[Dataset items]
>>

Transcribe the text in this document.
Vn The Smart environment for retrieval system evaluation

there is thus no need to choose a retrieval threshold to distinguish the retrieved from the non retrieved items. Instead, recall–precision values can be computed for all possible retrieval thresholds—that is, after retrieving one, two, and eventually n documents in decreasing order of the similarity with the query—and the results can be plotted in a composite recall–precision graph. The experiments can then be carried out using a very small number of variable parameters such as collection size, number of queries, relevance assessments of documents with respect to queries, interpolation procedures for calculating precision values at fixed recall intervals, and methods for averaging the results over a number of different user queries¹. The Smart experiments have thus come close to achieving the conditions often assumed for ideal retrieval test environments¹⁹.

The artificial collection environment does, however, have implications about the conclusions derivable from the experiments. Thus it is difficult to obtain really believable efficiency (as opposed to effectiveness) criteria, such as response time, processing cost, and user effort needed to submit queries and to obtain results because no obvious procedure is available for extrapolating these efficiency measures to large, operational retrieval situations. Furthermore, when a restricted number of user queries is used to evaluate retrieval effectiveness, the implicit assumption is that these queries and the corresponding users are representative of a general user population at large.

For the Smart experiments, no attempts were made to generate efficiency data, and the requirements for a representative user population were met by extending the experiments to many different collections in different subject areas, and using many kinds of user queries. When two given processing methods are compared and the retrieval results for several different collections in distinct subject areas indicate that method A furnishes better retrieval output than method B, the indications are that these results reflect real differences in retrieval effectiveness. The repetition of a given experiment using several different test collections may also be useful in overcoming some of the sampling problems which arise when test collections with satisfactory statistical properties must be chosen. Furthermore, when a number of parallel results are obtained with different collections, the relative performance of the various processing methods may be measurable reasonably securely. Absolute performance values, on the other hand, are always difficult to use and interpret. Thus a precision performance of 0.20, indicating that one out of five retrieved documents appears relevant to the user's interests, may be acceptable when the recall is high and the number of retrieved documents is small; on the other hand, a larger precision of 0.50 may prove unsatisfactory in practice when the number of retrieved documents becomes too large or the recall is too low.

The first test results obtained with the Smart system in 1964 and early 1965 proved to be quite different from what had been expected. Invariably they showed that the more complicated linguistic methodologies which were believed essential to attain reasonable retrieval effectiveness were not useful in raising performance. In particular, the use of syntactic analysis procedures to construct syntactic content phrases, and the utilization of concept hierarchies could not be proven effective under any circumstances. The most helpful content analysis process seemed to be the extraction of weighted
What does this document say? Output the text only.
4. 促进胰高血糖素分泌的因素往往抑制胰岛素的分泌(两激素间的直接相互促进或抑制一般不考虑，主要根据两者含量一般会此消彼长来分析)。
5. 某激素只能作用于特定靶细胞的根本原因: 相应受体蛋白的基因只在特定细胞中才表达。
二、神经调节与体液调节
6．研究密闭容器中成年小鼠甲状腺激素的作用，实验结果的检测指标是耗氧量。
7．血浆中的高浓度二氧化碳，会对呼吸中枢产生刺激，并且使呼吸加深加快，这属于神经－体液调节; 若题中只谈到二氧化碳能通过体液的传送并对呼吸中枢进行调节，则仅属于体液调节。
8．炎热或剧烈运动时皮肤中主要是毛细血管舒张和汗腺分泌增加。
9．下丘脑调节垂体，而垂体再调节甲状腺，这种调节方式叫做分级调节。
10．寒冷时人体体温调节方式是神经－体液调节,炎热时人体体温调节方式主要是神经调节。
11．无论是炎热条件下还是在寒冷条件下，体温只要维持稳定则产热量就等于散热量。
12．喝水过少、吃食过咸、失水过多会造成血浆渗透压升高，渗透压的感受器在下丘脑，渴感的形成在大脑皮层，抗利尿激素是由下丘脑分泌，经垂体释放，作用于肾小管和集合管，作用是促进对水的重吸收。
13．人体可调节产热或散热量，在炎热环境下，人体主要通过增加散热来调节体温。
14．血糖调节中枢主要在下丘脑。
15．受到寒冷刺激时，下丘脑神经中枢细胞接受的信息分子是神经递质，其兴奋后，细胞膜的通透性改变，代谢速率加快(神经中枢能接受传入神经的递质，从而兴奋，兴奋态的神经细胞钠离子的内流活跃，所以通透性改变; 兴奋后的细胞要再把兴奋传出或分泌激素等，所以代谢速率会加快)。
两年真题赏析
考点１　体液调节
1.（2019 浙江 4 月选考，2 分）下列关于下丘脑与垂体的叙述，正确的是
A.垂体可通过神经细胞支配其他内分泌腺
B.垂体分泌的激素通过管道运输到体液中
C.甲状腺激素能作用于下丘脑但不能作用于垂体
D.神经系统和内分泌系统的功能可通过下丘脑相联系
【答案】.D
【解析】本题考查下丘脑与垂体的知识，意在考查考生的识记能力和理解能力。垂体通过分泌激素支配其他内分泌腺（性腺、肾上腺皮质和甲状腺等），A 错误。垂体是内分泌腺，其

<<

- _EXERCISE_: What is the number of lines containing "text"? Give that number only.

- _RESULT_: 2